======== Raw data
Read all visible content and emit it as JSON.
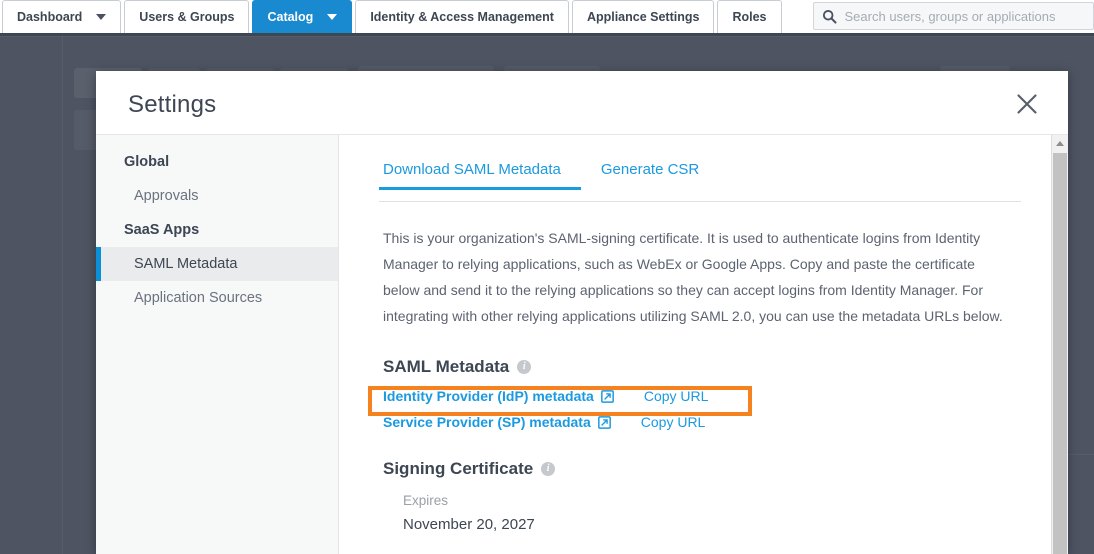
{
  "topnav": {
    "tabs": [
      {
        "label": "Dashboard",
        "active": false,
        "caret": true,
        "icon": "chevron-down-icon"
      },
      {
        "label": "Users & Groups",
        "active": false,
        "caret": false
      },
      {
        "label": "Catalog",
        "active": true,
        "caret": true,
        "icon": "chevron-down-icon"
      },
      {
        "label": "Identity & Access Management",
        "active": false,
        "caret": false
      },
      {
        "label": "Appliance Settings",
        "active": false,
        "caret": false
      },
      {
        "label": "Roles",
        "active": false,
        "caret": false
      }
    ],
    "search": {
      "icon": "search-icon",
      "placeholder": "Search users, groups or applications",
      "value": ""
    }
  },
  "modal": {
    "title": "Settings",
    "close_icon": "close-icon",
    "sidebar": {
      "items": [
        {
          "label": "Global",
          "type": "group",
          "active": false
        },
        {
          "label": "Approvals",
          "type": "item",
          "active": false
        },
        {
          "label": "SaaS Apps",
          "type": "group",
          "active": false
        },
        {
          "label": "SAML Metadata",
          "type": "item",
          "active": true
        },
        {
          "label": "Application Sources",
          "type": "item",
          "active": false
        }
      ]
    },
    "tabs": [
      {
        "label": "Download SAML Metadata",
        "active": true
      },
      {
        "label": "Generate CSR",
        "active": false
      }
    ],
    "intro": "This is your organization's SAML-signing certificate. It is used to authenticate logins from Identity Manager to relying applications, such as WebEx or Google Apps. Copy and paste the certificate below and send it to the relying applications so they can accept logins from Identity Manager. For integrating with other relying applications utilizing SAML 2.0, you can use the metadata URLs below.",
    "saml_metadata": {
      "heading": "SAML Metadata",
      "info_icon": "info-icon",
      "info_glyph": "i",
      "links": [
        {
          "label": "Identity Provider (IdP) metadata",
          "external_icon": "external-link-icon",
          "copy_label": "Copy URL",
          "highlighted": true
        },
        {
          "label": "Service Provider (SP) metadata",
          "external_icon": "external-link-icon",
          "copy_label": "Copy URL",
          "highlighted": false
        }
      ]
    },
    "signing_certificate": {
      "heading": "Signing Certificate",
      "info_icon": "info-icon",
      "info_glyph": "i",
      "expires_label": "Expires",
      "expires_value": "November 20, 2027"
    },
    "scrollbar": {
      "up_arrow_icon": "scroll-up-arrow-icon"
    }
  },
  "colors": {
    "accent_blue": "#1b9ae0",
    "nav_active_blue": "#1a8ad0",
    "highlight_orange": "#f5821f",
    "overlay": "#4e5462",
    "text_dark": "#3d4653"
  }
}
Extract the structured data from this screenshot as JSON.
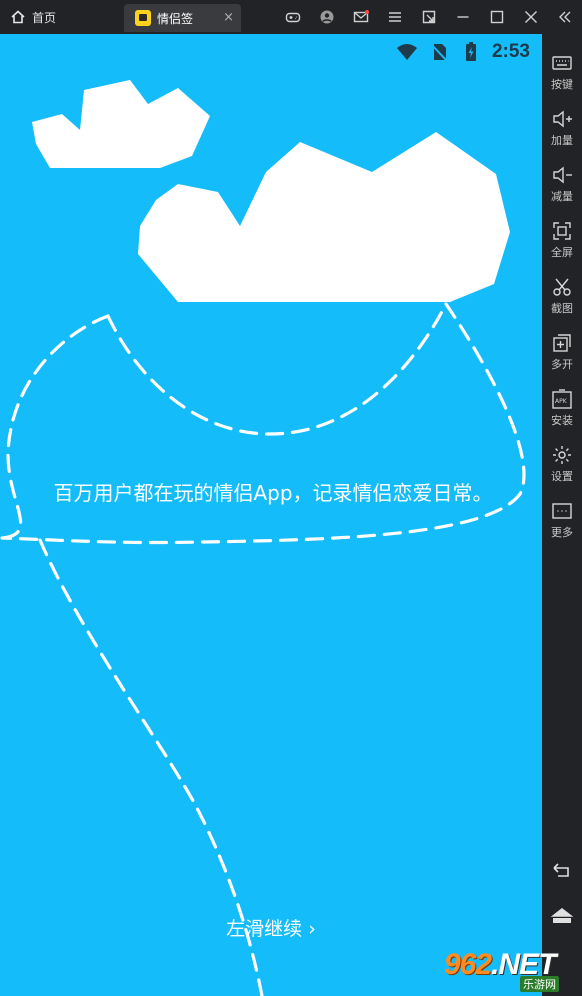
================
• Set task: Locate each line with the word "Settings" and copy it.

• Output of the exercise:
        "label": "Appliance Settings",
    "title": "Settings",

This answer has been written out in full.